====== INFORMATION GIVEN ======

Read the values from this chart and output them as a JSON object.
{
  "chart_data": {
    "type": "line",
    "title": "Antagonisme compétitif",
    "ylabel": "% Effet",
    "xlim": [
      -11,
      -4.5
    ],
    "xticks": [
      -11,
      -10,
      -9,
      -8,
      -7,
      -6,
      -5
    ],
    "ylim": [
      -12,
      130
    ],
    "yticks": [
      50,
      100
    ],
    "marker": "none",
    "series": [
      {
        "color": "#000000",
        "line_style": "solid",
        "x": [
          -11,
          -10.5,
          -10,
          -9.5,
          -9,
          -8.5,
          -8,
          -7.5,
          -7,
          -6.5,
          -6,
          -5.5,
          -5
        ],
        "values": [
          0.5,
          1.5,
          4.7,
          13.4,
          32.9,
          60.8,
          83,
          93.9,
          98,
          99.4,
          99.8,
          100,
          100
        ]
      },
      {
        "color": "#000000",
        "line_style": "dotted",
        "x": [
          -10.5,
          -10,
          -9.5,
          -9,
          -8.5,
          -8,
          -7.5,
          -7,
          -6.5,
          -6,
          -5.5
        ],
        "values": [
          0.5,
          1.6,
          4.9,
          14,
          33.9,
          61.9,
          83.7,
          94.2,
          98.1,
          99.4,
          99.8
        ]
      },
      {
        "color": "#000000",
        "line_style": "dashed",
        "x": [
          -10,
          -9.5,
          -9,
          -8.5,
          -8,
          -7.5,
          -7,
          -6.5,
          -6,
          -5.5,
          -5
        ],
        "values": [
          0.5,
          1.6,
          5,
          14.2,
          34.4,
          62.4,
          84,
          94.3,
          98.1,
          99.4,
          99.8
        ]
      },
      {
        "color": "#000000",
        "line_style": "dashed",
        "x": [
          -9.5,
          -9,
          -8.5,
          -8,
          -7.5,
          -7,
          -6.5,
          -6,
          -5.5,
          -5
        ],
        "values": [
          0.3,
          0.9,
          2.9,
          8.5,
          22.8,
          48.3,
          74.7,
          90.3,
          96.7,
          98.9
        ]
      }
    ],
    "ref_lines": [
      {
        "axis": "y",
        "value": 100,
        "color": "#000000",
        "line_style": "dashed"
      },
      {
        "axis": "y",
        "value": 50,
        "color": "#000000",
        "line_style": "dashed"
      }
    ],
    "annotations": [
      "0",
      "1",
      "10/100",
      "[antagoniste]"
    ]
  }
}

======

### AIM
Go through the records above and retype each one exactly.

### RESULT OF THIS EXERCISE
Read the values from this chart and output them as a JSON object.
{
  "chart_data": {
    "type": "line",
    "title": "Antagonisme compétitif",
    "ylabel": "% Effet",
    "xlim": [
      -11,
      -4.5
    ],
    "xticks": [
      -11,
      -10,
      -9,
      -8,
      -7,
      -6,
      -5
    ],
    "ylim": [
      -12,
      130
    ],
    "yticks": [
      50,
      100
    ],
    "marker": "none",
    "series": [
      {
        "color": "#000000",
        "line_style": "solid",
        "x": [
          -11,
          -10.5,
          -10,
          -9.5,
          -9,
          -8.5,
          -8,
          -7.5,
          -7,
          -6.5,
          -6,
          -5.5,
          -5
        ],
        "values": [
          0.5,
          1.5,
          4.7,
          13.4,
          32.9,
          60.8,
          83,
          93.9,
          98,
          99.4,
          99.8,
          100,
          100
        ]
      },
      {
        "color": "#000000",
        "line_style": "dotted",
        "x": [
          -10.5,
          -10,
          -9.5,
          -9,
          -8.5,
          -8,
          -7.5,
          -7,
          -6.5,
          -6,
          -5.5
        ],
        "values": [
          0.5,
          1.6,
          4.9,
          14,
          33.9,
          61.9,
          83.7,
          94.2,
          98.1,
          99.4,
          99.8
        ]
      },
      {
        "color": "#000000",
        "line_style": "dashed",
        "x": [
          -10,
          -9.5,
          -9,
          -8.5,
          -8,
          -7.5,
          -7,
          -6.5,
          -6,
          -5.5,
          -5
        ],
        "values": [
          0.5,
          1.6,
          5,
          14.2,
          34.4,
          62.4,
          84,
          94.3,
          98.1,
          99.4,
          99.8
        ]
      },
      {
        "color": "#000000",
        "line_style": "dashed",
        "x": [
          -9.5,
          -9,
          -8.5,
          -8,
          -7.5,
          -7,
          -6.5,
          -6,
          -5.5,
          -5
        ],
        "values": [
          0.3,
          0.9,
          2.9,
          8.5,
          22.8,
          48.3,
          74.7,
          90.3,
          96.7,
          98.9
        ]
      }
    ],
    "ref_lines": [
      {
        "axis": "y",
        "value": 100,
        "color": "#000000",
        "line_style": "dashed"
      },
      {
        "axis": "y",
        "value": 50,
        "color": "#000000",
        "line_style": "dashed"
      }
    ],
    "annotations": [
      "0",
      "1",
      "10/100",
      "[antagoniste]"
    ]
  }
}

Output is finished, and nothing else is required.